__ACTIVITY__: Show, in full, each line of the data that contains "Department".

Dataset entries for page text:
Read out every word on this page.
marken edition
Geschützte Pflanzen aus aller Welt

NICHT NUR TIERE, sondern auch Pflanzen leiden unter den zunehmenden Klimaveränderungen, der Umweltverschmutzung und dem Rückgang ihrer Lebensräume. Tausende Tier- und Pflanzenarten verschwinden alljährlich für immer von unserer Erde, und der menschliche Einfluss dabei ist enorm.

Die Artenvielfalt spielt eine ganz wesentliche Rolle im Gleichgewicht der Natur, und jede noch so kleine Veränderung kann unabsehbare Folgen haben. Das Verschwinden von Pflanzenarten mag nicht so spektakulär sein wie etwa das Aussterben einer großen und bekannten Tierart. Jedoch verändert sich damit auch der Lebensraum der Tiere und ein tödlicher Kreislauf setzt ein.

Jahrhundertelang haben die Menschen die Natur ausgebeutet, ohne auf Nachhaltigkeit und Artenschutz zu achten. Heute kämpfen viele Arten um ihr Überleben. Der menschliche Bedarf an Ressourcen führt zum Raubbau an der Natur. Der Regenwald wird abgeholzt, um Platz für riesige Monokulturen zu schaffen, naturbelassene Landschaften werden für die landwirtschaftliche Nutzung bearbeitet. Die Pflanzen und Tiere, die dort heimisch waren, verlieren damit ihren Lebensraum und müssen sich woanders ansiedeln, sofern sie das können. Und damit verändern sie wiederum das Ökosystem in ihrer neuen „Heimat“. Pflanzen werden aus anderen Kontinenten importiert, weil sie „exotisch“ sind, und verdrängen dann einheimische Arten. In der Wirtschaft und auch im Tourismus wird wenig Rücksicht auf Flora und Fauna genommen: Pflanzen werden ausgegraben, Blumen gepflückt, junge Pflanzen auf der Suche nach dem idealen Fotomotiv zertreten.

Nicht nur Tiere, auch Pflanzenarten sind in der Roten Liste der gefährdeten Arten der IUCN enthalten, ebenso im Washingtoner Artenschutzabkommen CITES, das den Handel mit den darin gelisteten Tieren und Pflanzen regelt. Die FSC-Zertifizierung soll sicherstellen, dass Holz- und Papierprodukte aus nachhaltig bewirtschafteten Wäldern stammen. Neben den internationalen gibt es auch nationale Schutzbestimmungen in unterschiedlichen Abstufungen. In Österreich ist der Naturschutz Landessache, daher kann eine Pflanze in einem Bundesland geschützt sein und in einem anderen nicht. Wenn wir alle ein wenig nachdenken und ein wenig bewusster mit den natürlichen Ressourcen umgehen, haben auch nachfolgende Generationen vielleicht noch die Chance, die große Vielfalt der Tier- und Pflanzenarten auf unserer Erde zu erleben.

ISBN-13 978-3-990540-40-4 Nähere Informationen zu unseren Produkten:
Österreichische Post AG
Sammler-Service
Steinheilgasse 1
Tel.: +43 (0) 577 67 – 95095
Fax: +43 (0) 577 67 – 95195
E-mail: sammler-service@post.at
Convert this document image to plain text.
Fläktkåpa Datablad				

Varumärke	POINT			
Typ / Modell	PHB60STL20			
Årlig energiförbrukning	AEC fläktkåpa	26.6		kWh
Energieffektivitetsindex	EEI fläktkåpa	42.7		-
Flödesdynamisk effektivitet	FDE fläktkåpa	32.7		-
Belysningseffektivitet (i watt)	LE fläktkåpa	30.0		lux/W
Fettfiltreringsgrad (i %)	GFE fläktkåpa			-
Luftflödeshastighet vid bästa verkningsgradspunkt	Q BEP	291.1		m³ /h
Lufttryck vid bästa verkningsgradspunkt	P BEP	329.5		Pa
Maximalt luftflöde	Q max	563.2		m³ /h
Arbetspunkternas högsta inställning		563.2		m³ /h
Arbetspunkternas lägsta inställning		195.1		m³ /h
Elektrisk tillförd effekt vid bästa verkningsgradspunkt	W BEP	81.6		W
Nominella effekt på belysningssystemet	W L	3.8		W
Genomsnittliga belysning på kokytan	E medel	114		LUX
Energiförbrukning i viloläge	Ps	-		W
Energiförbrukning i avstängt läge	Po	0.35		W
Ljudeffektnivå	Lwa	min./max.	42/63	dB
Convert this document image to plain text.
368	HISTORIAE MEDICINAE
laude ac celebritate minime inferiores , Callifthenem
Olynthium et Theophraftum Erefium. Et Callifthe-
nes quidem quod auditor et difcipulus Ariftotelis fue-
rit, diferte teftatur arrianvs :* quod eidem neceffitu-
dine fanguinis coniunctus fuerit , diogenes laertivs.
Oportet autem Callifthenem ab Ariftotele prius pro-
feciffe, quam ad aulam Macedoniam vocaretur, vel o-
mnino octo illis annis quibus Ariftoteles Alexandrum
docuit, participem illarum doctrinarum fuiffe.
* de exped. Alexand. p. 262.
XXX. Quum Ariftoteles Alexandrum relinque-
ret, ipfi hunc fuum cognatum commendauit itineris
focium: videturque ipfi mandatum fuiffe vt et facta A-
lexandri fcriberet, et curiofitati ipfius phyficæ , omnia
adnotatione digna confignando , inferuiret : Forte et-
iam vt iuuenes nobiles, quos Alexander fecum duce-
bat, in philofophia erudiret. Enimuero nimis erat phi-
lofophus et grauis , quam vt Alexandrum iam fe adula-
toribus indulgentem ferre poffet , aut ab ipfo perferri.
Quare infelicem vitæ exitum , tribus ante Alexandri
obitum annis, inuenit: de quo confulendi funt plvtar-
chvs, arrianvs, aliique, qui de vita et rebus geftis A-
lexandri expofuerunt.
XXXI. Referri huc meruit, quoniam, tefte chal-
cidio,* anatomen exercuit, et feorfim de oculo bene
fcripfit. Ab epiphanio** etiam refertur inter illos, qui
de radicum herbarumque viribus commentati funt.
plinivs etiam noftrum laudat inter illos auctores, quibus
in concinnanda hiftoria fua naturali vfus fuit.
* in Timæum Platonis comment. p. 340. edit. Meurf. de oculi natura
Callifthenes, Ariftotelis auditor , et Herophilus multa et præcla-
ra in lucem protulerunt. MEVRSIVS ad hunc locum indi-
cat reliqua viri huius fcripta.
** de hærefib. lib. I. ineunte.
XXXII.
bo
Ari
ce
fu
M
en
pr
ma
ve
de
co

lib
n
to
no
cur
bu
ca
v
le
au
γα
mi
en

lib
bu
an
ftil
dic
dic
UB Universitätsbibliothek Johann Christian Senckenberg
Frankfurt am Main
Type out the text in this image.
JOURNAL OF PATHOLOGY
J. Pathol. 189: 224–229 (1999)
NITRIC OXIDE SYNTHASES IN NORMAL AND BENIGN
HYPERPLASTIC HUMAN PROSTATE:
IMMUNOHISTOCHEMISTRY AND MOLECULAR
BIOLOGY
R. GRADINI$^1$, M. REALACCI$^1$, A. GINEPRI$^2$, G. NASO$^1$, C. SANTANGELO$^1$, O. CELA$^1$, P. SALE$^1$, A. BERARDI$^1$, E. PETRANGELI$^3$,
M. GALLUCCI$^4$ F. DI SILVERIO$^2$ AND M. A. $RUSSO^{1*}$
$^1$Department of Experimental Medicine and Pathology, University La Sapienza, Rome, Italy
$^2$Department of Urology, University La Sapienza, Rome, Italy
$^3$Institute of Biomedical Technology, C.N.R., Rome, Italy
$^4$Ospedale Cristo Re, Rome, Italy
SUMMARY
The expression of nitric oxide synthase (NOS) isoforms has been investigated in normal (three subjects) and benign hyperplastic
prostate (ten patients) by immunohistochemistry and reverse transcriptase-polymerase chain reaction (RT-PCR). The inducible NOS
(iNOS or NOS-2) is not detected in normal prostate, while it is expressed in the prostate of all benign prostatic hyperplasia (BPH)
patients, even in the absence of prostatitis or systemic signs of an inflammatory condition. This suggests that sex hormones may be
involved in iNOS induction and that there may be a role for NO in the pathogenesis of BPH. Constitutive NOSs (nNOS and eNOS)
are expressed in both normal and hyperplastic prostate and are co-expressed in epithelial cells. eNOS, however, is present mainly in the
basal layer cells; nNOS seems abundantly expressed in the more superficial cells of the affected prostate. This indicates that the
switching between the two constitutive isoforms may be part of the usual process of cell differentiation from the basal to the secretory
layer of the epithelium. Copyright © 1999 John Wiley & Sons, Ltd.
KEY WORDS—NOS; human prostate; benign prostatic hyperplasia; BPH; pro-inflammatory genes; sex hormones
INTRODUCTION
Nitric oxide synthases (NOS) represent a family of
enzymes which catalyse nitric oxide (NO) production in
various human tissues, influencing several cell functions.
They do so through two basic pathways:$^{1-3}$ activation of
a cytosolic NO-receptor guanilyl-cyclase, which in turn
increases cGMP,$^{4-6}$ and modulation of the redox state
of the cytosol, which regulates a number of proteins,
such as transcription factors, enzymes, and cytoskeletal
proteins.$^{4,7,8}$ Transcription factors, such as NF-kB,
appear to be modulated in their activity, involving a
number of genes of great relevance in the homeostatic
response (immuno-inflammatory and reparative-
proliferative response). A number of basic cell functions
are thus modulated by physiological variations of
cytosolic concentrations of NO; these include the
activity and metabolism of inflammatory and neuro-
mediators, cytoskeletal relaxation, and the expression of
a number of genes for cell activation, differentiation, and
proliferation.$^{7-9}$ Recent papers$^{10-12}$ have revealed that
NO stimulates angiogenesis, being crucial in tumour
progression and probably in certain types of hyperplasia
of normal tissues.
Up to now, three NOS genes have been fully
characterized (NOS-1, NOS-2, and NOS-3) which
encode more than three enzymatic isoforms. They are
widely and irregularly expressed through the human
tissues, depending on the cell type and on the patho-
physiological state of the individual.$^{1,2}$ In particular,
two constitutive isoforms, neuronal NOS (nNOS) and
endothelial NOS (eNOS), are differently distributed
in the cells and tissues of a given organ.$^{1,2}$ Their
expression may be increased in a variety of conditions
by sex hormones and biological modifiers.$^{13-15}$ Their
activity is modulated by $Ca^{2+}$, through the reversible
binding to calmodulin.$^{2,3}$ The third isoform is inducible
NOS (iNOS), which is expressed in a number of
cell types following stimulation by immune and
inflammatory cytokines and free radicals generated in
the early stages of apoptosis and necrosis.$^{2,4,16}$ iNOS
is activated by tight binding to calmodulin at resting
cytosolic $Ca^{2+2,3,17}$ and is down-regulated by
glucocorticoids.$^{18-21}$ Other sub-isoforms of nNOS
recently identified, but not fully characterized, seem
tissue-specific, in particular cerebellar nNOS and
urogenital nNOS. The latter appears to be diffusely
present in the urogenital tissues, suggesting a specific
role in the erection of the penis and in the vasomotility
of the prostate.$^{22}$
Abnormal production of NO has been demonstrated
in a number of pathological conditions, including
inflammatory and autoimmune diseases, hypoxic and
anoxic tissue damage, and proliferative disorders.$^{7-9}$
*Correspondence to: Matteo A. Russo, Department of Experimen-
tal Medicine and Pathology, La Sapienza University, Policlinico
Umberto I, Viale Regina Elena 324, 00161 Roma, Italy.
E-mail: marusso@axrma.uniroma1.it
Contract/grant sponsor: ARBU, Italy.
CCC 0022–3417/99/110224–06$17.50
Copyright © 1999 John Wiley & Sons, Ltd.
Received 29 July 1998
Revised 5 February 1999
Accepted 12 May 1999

__ANSWER TO THE EXERCISE__:
$^1$Department of Experimental Medicine and Pathology, University La Sapienza, Rome, Italy
$^2$Department of Urology, University La Sapienza, Rome, Italy
*Correspondence to: Matteo A. Russo, Department of Experimen-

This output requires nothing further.